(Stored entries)
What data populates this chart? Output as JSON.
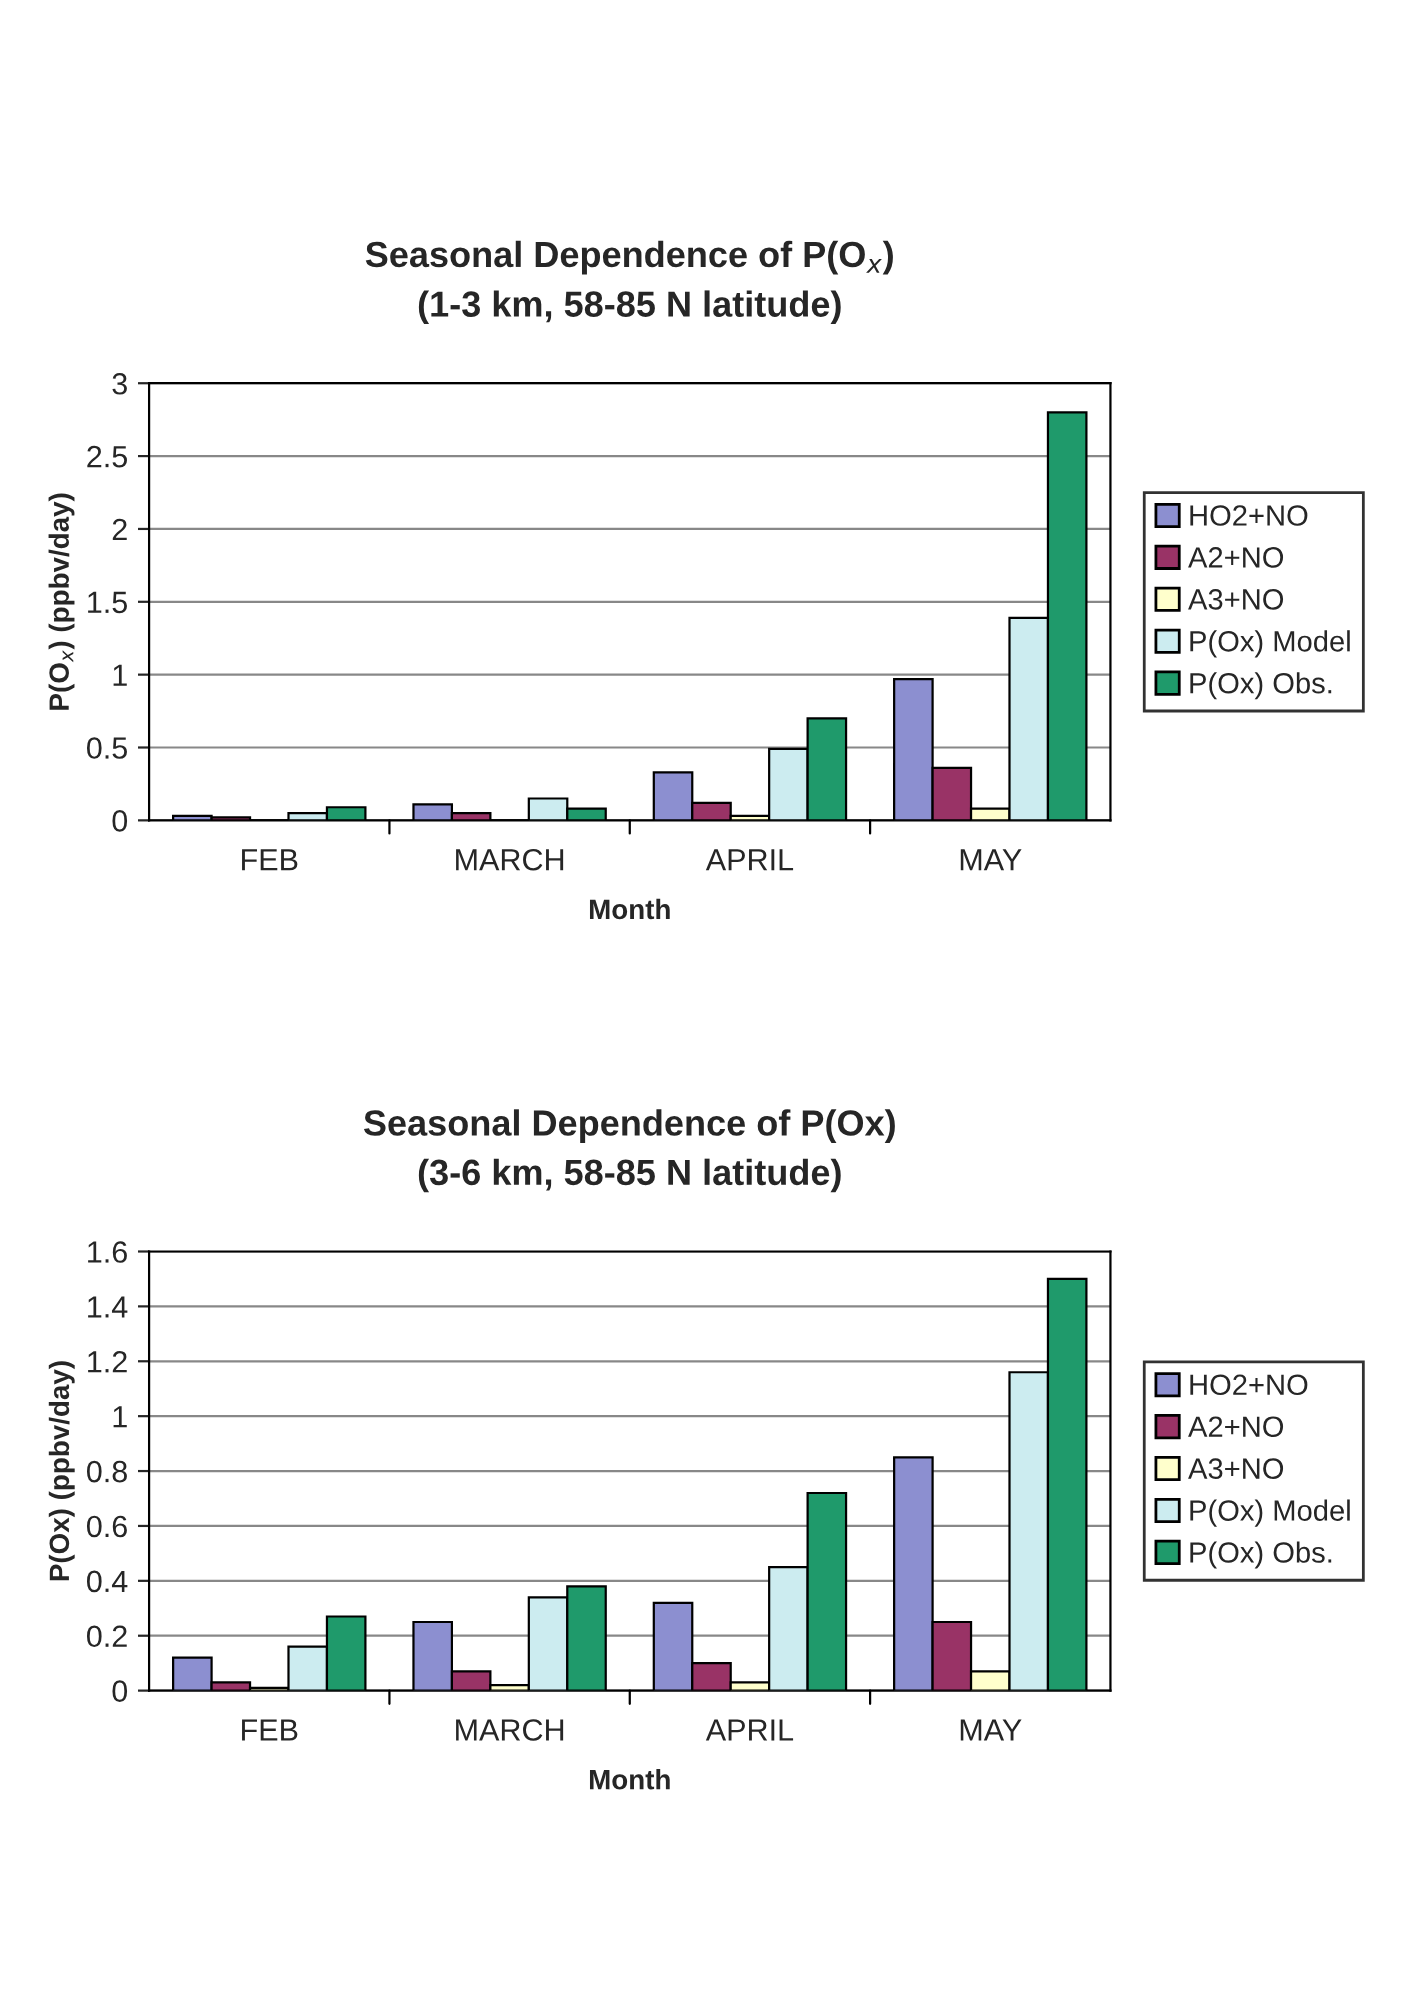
{
  "chart_data": [
    {
      "type": "bar",
      "title": "Seasonal Dependence of P(O$_{x}$)\n(1-3 km, 58-85 N latitude)",
      "xlabel": "Month",
      "ylabel": "P(O$_{x}$) (ppbv/day)",
      "categories": [
        "FEB",
        "MARCH",
        "APRIL",
        "MAY"
      ],
      "series": [
        {
          "name": "HO2+NO",
          "color": "#8c8fd0",
          "values": [
            0.03,
            0.11,
            0.33,
            0.97
          ]
        },
        {
          "name": "A2+NO",
          "color": "#993366",
          "values": [
            0.02,
            0.05,
            0.12,
            0.36
          ]
        },
        {
          "name": "A3+NO",
          "color": "#ffffcc",
          "values": [
            0.0,
            0.0,
            0.03,
            0.08
          ]
        },
        {
          "name": "P(Ox) Model",
          "color": "#ccecf0",
          "values": [
            0.05,
            0.15,
            0.49,
            1.39
          ]
        },
        {
          "name": "P(Ox) Obs.",
          "color": "#1f9a6b",
          "values": [
            0.09,
            0.08,
            0.7,
            2.8
          ]
        }
      ],
      "ylim": [
        0,
        3
      ],
      "yticks": [
        0,
        0.5,
        1,
        1.5,
        2,
        2.5,
        3
      ],
      "grid": "y",
      "legend": "right"
    },
    {
      "type": "bar",
      "title": "Seasonal Dependence of P(Ox)\n(3-6 km, 58-85 N latitude)",
      "xlabel": "Month",
      "ylabel": "P(Ox) (ppbv/day)",
      "categories": [
        "FEB",
        "MARCH",
        "APRIL",
        "MAY"
      ],
      "series": [
        {
          "name": "HO2+NO",
          "color": "#8c8fd0",
          "values": [
            0.12,
            0.25,
            0.32,
            0.85
          ]
        },
        {
          "name": "A2+NO",
          "color": "#993366",
          "values": [
            0.03,
            0.07,
            0.1,
            0.25
          ]
        },
        {
          "name": "A3+NO",
          "color": "#ffffcc",
          "values": [
            0.01,
            0.02,
            0.03,
            0.07
          ]
        },
        {
          "name": "P(Ox) Model",
          "color": "#ccecf0",
          "values": [
            0.16,
            0.34,
            0.45,
            1.16
          ]
        },
        {
          "name": "P(Ox) Obs.",
          "color": "#1f9a6b",
          "values": [
            0.27,
            0.38,
            0.72,
            1.5
          ]
        }
      ],
      "ylim": [
        0,
        1.6
      ],
      "yticks": [
        0,
        0.2,
        0.4,
        0.6,
        0.8,
        1,
        1.2,
        1.4,
        1.6
      ],
      "grid": "y",
      "legend": "right"
    }
  ]
}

## Work to do
Take the data above and repeat it exactly, leaving each picture out.

## Exercise output
What data populates this chart? Output as JSON.
{
  "chart_data": [
    {
      "type": "bar",
      "title": "Seasonal Dependence of P(O$_{x}$)\n(1-3 km, 58-85 N latitude)",
      "xlabel": "Month",
      "ylabel": "P(O$_{x}$) (ppbv/day)",
      "categories": [
        "FEB",
        "MARCH",
        "APRIL",
        "MAY"
      ],
      "series": [
        {
          "name": "HO2+NO",
          "color": "#8c8fd0",
          "values": [
            0.03,
            0.11,
            0.33,
            0.97
          ]
        },
        {
          "name": "A2+NO",
          "color": "#993366",
          "values": [
            0.02,
            0.05,
            0.12,
            0.36
          ]
        },
        {
          "name": "A3+NO",
          "color": "#ffffcc",
          "values": [
            0.0,
            0.0,
            0.03,
            0.08
          ]
        },
        {
          "name": "P(Ox) Model",
          "color": "#ccecf0",
          "values": [
            0.05,
            0.15,
            0.49,
            1.39
          ]
        },
        {
          "name": "P(Ox) Obs.",
          "color": "#1f9a6b",
          "values": [
            0.09,
            0.08,
            0.7,
            2.8
          ]
        }
      ],
      "ylim": [
        0,
        3
      ],
      "yticks": [
        0,
        0.5,
        1,
        1.5,
        2,
        2.5,
        3
      ],
      "grid": "y",
      "legend": "right"
    },
    {
      "type": "bar",
      "title": "Seasonal Dependence of P(Ox)\n(3-6 km, 58-85 N latitude)",
      "xlabel": "Month",
      "ylabel": "P(Ox) (ppbv/day)",
      "categories": [
        "FEB",
        "MARCH",
        "APRIL",
        "MAY"
      ],
      "series": [
        {
          "name": "HO2+NO",
          "color": "#8c8fd0",
          "values": [
            0.12,
            0.25,
            0.32,
            0.85
          ]
        },
        {
          "name": "A2+NO",
          "color": "#993366",
          "values": [
            0.03,
            0.07,
            0.1,
            0.25
          ]
        },
        {
          "name": "A3+NO",
          "color": "#ffffcc",
          "values": [
            0.01,
            0.02,
            0.03,
            0.07
          ]
        },
        {
          "name": "P(Ox) Model",
          "color": "#ccecf0",
          "values": [
            0.16,
            0.34,
            0.45,
            1.16
          ]
        },
        {
          "name": "P(Ox) Obs.",
          "color": "#1f9a6b",
          "values": [
            0.27,
            0.38,
            0.72,
            1.5
          ]
        }
      ],
      "ylim": [
        0,
        1.6
      ],
      "yticks": [
        0,
        0.2,
        0.4,
        0.6,
        0.8,
        1,
        1.2,
        1.4,
        1.6
      ],
      "grid": "y",
      "legend": "right"
    }
  ]
}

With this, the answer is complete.